- _Task details_
Give an exact copy of every line, leaving images out.

- _Data shown_
——
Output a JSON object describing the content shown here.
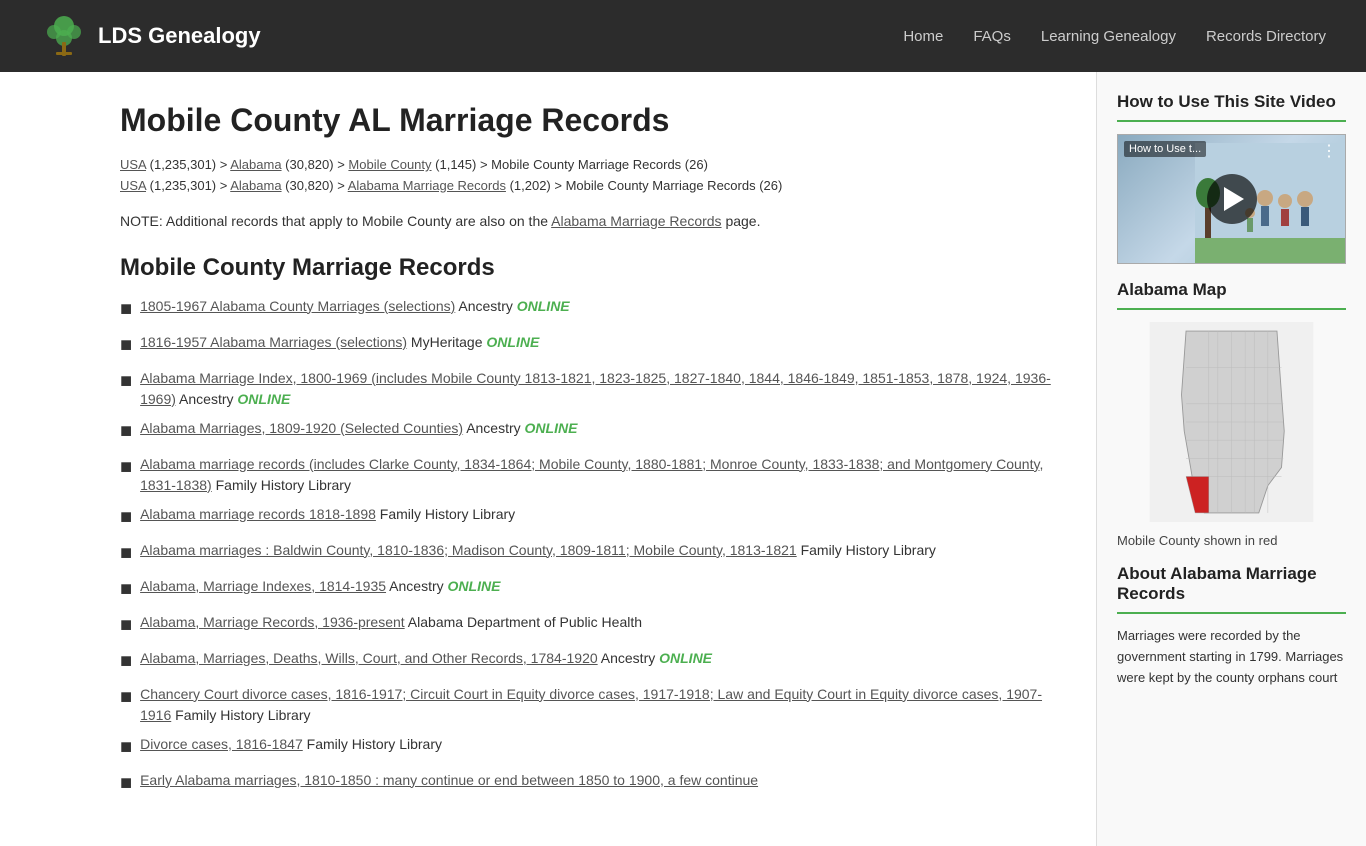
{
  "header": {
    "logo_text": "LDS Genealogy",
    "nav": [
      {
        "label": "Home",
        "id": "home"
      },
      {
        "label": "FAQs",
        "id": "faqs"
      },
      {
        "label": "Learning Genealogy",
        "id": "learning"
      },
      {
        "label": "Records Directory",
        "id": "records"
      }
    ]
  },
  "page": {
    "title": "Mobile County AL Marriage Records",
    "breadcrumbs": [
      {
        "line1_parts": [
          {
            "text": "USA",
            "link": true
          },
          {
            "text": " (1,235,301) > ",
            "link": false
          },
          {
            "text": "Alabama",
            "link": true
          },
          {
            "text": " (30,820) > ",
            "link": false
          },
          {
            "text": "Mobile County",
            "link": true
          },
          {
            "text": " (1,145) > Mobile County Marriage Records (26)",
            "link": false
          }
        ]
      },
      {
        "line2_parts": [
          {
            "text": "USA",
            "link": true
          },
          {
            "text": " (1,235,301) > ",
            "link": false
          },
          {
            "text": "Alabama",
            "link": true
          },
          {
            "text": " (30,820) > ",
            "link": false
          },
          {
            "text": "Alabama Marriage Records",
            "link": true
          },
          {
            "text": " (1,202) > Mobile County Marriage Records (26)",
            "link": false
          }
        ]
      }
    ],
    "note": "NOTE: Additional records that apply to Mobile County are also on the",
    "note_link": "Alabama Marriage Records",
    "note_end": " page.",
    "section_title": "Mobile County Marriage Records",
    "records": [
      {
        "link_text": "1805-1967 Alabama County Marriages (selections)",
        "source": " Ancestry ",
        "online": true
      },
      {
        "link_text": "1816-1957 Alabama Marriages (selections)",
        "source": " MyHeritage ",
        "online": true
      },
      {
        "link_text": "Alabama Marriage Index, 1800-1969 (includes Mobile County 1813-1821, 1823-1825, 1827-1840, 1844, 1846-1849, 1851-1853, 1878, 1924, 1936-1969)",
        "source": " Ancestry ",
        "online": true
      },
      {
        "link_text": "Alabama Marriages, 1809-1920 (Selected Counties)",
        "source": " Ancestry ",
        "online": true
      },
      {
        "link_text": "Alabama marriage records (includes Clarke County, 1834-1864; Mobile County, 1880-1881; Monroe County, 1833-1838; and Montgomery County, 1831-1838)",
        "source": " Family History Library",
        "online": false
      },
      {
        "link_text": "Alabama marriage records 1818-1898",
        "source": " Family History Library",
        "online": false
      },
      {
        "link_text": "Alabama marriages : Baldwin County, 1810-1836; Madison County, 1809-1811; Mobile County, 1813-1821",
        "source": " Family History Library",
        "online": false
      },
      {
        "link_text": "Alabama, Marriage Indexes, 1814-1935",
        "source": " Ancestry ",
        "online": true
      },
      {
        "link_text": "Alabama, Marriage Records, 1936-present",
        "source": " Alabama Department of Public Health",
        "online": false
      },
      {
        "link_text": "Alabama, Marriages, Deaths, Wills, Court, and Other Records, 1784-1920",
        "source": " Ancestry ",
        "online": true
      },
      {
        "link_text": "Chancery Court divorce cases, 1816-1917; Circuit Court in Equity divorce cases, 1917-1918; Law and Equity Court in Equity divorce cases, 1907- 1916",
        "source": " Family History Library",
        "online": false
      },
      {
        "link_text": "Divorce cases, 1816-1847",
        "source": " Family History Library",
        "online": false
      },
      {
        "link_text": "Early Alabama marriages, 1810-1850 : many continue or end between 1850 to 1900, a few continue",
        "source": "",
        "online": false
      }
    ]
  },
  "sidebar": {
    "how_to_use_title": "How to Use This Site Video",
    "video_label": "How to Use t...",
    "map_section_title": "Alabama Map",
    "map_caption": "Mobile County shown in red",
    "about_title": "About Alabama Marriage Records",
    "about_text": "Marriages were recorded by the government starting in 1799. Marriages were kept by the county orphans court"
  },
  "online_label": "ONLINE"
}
——
- _Result for this task_
Output a JSON object describing the content shown here.
{
  "header": {
    "logo_text": "LDS Genealogy",
    "nav": [
      {
        "label": "Home",
        "id": "home"
      },
      {
        "label": "FAQs",
        "id": "faqs"
      },
      {
        "label": "Learning Genealogy",
        "id": "learning"
      },
      {
        "label": "Records Directory",
        "id": "records"
      }
    ]
  },
  "page": {
    "title": "Mobile County AL Marriage Records",
    "breadcrumbs": [
      {
        "line1_parts": [
          {
            "text": "USA",
            "link": true
          },
          {
            "text": " (1,235,301) > ",
            "link": false
          },
          {
            "text": "Alabama",
            "link": true
          },
          {
            "text": " (30,820) > ",
            "link": false
          },
          {
            "text": "Mobile County",
            "link": true
          },
          {
            "text": " (1,145) > Mobile County Marriage Records (26)",
            "link": false
          }
        ]
      },
      {
        "line2_parts": [
          {
            "text": "USA",
            "link": true
          },
          {
            "text": " (1,235,301) > ",
            "link": false
          },
          {
            "text": "Alabama",
            "link": true
          },
          {
            "text": " (30,820) > ",
            "link": false
          },
          {
            "text": "Alabama Marriage Records",
            "link": true
          },
          {
            "text": " (1,202) > Mobile County Marriage Records (26)",
            "link": false
          }
        ]
      }
    ],
    "note": "NOTE: Additional records that apply to Mobile County are also on the",
    "note_link": "Alabama Marriage Records",
    "note_end": " page.",
    "section_title": "Mobile County Marriage Records",
    "records": [
      {
        "link_text": "1805-1967 Alabama County Marriages (selections)",
        "source": " Ancestry ",
        "online": true
      },
      {
        "link_text": "1816-1957 Alabama Marriages (selections)",
        "source": " MyHeritage ",
        "online": true
      },
      {
        "link_text": "Alabama Marriage Index, 1800-1969 (includes Mobile County 1813-1821, 1823-1825, 1827-1840, 1844, 1846-1849, 1851-1853, 1878, 1924, 1936-1969)",
        "source": " Ancestry ",
        "online": true
      },
      {
        "link_text": "Alabama Marriages, 1809-1920 (Selected Counties)",
        "source": " Ancestry ",
        "online": true
      },
      {
        "link_text": "Alabama marriage records (includes Clarke County, 1834-1864; Mobile County, 1880-1881; Monroe County, 1833-1838; and Montgomery County, 1831-1838)",
        "source": " Family History Library",
        "online": false
      },
      {
        "link_text": "Alabama marriage records 1818-1898",
        "source": " Family History Library",
        "online": false
      },
      {
        "link_text": "Alabama marriages : Baldwin County, 1810-1836; Madison County, 1809-1811; Mobile County, 1813-1821",
        "source": " Family History Library",
        "online": false
      },
      {
        "link_text": "Alabama, Marriage Indexes, 1814-1935",
        "source": " Ancestry ",
        "online": true
      },
      {
        "link_text": "Alabama, Marriage Records, 1936-present",
        "source": " Alabama Department of Public Health",
        "online": false
      },
      {
        "link_text": "Alabama, Marriages, Deaths, Wills, Court, and Other Records, 1784-1920",
        "source": " Ancestry ",
        "online": true
      },
      {
        "link_text": "Chancery Court divorce cases, 1816-1917; Circuit Court in Equity divorce cases, 1917-1918; Law and Equity Court in Equity divorce cases, 1907- 1916",
        "source": " Family History Library",
        "online": false
      },
      {
        "link_text": "Divorce cases, 1816-1847",
        "source": " Family History Library",
        "online": false
      },
      {
        "link_text": "Early Alabama marriages, 1810-1850 : many continue or end between 1850 to 1900, a few continue",
        "source": "",
        "online": false
      }
    ]
  },
  "sidebar": {
    "how_to_use_title": "How to Use This Site Video",
    "video_label": "How to Use t...",
    "map_section_title": "Alabama Map",
    "map_caption": "Mobile County shown in red",
    "about_title": "About Alabama Marriage Records",
    "about_text": "Marriages were recorded by the government starting in 1799. Marriages were kept by the county orphans court"
  },
  "online_label": "ONLINE"
}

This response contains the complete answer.